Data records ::

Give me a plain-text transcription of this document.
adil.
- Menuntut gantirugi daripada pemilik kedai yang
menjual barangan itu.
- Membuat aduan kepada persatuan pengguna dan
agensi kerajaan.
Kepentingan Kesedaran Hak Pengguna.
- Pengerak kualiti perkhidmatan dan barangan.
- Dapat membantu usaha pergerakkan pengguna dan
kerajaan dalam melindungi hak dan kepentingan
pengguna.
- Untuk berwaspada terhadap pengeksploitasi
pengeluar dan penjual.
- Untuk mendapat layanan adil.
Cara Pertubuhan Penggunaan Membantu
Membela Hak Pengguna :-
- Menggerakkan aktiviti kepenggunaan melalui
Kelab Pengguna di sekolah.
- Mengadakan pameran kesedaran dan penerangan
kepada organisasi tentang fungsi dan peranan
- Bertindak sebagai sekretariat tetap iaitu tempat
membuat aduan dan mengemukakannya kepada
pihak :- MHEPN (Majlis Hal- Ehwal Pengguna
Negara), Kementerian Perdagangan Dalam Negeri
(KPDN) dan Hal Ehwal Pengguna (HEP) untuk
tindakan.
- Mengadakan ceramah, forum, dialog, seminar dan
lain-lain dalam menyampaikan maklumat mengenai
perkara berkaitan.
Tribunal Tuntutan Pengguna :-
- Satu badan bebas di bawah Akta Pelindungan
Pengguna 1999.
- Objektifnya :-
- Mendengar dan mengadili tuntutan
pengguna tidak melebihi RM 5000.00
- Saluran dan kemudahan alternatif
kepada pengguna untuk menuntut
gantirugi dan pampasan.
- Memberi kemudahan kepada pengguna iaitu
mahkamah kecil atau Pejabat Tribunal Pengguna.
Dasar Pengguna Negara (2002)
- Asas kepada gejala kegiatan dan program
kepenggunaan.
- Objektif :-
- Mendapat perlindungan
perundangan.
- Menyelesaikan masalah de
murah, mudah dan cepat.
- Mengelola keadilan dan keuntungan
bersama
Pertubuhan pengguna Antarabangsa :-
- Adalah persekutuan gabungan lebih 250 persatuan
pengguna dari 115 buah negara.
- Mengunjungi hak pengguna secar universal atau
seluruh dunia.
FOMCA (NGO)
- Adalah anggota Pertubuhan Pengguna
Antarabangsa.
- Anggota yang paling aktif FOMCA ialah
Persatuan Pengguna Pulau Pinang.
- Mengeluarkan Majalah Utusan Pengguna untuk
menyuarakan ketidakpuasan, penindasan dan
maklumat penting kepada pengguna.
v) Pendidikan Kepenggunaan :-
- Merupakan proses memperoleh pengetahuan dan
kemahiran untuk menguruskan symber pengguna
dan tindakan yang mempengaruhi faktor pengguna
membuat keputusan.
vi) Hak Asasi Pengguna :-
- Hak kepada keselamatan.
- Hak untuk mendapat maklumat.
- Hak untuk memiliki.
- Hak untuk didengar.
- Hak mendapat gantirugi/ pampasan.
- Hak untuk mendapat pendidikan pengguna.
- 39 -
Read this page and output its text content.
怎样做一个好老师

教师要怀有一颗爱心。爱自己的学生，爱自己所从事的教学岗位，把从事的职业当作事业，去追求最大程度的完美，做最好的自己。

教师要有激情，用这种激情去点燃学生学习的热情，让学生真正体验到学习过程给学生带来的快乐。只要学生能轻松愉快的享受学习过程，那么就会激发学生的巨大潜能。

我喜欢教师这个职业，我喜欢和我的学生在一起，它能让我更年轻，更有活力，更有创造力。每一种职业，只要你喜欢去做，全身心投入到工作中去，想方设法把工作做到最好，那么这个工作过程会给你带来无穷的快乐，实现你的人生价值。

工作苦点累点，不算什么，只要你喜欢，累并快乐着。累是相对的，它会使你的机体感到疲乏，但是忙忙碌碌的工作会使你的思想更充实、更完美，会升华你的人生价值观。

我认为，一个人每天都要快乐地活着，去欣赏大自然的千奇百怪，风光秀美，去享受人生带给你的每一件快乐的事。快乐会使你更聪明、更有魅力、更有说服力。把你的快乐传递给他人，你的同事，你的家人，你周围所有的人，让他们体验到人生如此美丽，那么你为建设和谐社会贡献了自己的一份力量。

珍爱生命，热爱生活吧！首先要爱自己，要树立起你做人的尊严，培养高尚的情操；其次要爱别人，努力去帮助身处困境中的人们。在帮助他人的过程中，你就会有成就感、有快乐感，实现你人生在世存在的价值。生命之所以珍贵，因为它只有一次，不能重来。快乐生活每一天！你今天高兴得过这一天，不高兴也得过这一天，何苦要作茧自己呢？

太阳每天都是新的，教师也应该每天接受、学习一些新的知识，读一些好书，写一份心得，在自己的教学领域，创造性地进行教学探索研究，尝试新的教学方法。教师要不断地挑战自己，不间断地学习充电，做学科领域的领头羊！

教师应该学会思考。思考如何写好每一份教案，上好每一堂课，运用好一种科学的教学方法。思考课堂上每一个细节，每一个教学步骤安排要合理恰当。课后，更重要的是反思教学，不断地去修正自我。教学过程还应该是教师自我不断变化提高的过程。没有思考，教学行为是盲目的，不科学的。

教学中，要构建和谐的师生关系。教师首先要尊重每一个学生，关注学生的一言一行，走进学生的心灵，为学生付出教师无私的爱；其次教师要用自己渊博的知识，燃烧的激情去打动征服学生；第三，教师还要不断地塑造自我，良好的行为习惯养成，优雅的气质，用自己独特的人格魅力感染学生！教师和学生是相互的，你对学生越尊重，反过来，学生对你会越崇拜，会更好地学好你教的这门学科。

YOUR OBJECTIVE ::
Nothing should be changed: write out all of the data as is.

FINAL RESULT ::
Give me a plain-text transcription of this document.
adil.
- Menuntut gantirugi daripada pemilik kedai yang
menjual barangan itu.
- Membuat aduan kepada persatuan pengguna dan
agensi kerajaan.
Kepentingan Kesedaran Hak Pengguna.
- Pengerak kualiti perkhidmatan dan barangan.
- Dapat membantu usaha pergerakkan pengguna dan
kerajaan dalam melindungi hak dan kepentingan
pengguna.
- Untuk berwaspada terhadap pengeksploitasi
pengeluar dan penjual.
- Untuk mendapat layanan adil.
Cara Pertubuhan Penggunaan Membantu
Membela Hak Pengguna :-
- Menggerakkan aktiviti kepenggunaan melalui
Kelab Pengguna di sekolah.
- Mengadakan pameran kesedaran dan penerangan
kepada organisasi tentang fungsi dan peranan
- Bertindak sebagai sekretariat tetap iaitu tempat
membuat aduan dan mengemukakannya kepada
pihak :- MHEPN (Majlis Hal- Ehwal Pengguna
Negara), Kementerian Perdagangan Dalam Negeri
(KPDN) dan Hal Ehwal Pengguna (HEP) untuk
tindakan.
- Mengadakan ceramah, forum, dialog, seminar dan
lain-lain dalam menyampaikan maklumat mengenai
perkara berkaitan.
Tribunal Tuntutan Pengguna :-
- Satu badan bebas di bawah Akta Pelindungan
Pengguna 1999.
- Objektifnya :-
- Mendengar dan mengadili tuntutan
pengguna tidak melebihi RM 5000.00
- Saluran dan kemudahan alternatif
kepada pengguna untuk menuntut
gantirugi dan pampasan.
- Memberi kemudahan kepada pengguna iaitu
mahkamah kecil atau Pejabat Tribunal Pengguna.
Dasar Pengguna Negara (2002)
- Asas kepada gejala kegiatan dan program
kepenggunaan.
- Objektif :-
- Mendapat perlindungan
perundangan.
- Menyelesaikan masalah de
murah, mudah dan cepat.
- Mengelola keadilan dan keuntungan
bersama
Pertubuhan pengguna Antarabangsa :-
- Adalah persekutuan gabungan lebih 250 persatuan
pengguna dari 115 buah negara.
- Mengunjungi hak pengguna secar universal atau
seluruh dunia.
FOMCA (NGO)
- Adalah anggota Pertubuhan Pengguna
Antarabangsa.
- Anggota yang paling aktif FOMCA ialah
Persatuan Pengguna Pulau Pinang.
- Mengeluarkan Majalah Utusan Pengguna untuk
menyuarakan ketidakpuasan, penindasan dan
maklumat penting kepada pengguna.
v) Pendidikan Kepenggunaan :-
- Merupakan proses memperoleh pengetahuan dan
kemahiran untuk menguruskan symber pengguna
dan tindakan yang mempengaruhi faktor pengguna
membuat keputusan.
vi) Hak Asasi Pengguna :-
- Hak kepada keselamatan.
- Hak untuk mendapat maklumat.
- Hak untuk memiliki.
- Hak untuk didengar.
- Hak mendapat gantirugi/ pampasan.
- Hak untuk mendapat pendidikan pengguna.
- 39 -
Read this page and output its text content.
怎样做一个好老师

教师要怀有一颗爱心。爱自己的学生，爱自己所从事的教学岗位，把从事的职业当作事业，去追求最大程度的完美，做最好的自己。

教师要有激情，用这种激情去点燃学生学习的热情，让学生真正体验到学习过程给学生带来的快乐。只要学生能轻松愉快的享受学习过程，那么就会激发学生的巨大潜能。

我喜欢教师这个职业，我喜欢和我的学生在一起，它能让我更年轻，更有活力，更有创造力。每一种职业，只要你喜欢去做，全身心投入到工作中去，想方设法把工作做到最好，那么这个工作过程会给你带来无穷的快乐，实现你的人生价值。

工作苦点累点，不算什么，只要你喜欢，累并快乐着。累是相对的，它会使你的机体感到疲乏，但是忙忙碌碌的工作会使你的思想更充实、更完美，会升华你的人生价值观。

我认为，一个人每天都要快乐地活着，去欣赏大自然的千奇百怪，风光秀美，去享受人生带给你的每一件快乐的事。快乐会使你更聪明、更有魅力、更有说服力。把你的快乐传递给他人，你的同事，你的家人，你周围所有的人，让他们体验到人生如此美丽，那么你为建设和谐社会贡献了自己的一份力量。

珍爱生命，热爱生活吧！首先要爱自己，要树立起你做人的尊严，培养高尚的情操；其次要爱别人，努力去帮助身处困境中的人们。在帮助他人的过程中，你就会有成就感、有快乐感，实现你人生在世存在的价值。生命之所以珍贵，因为它只有一次，不能重来。快乐生活每一天！你今天高兴得过这一天，不高兴也得过这一天，何苦要作茧自己呢？

太阳每天都是新的，教师也应该每天接受、学习一些新的知识，读一些好书，写一份心得，在自己的教学领域，创造性地进行教学探索研究，尝试新的教学方法。教师要不断地挑战自己，不间断地学习充电，做学科领域的领头羊！

教师应该学会思考。思考如何写好每一份教案，上好每一堂课，运用好一种科学的教学方法。思考课堂上每一个细节，每一个教学步骤安排要合理恰当。课后，更重要的是反思教学，不断地去修正自我。教学过程还应该是教师自我不断变化提高的过程。没有思考，教学行为是盲目的，不科学的。

教学中，要构建和谐的师生关系。教师首先要尊重每一个学生，关注学生的一言一行，走进学生的心灵，为学生付出教师无私的爱；其次教师要用自己渊博的知识，燃烧的激情去打动征服学生；第三，教师还要不断地塑造自我，良好的行为习惯养成，优雅的气质，用自己独特的人格魅力感染学生！教师和学生是相互的，你对学生越尊重，反过来，学生对你会越崇拜，会更好地学好你教的这门学科。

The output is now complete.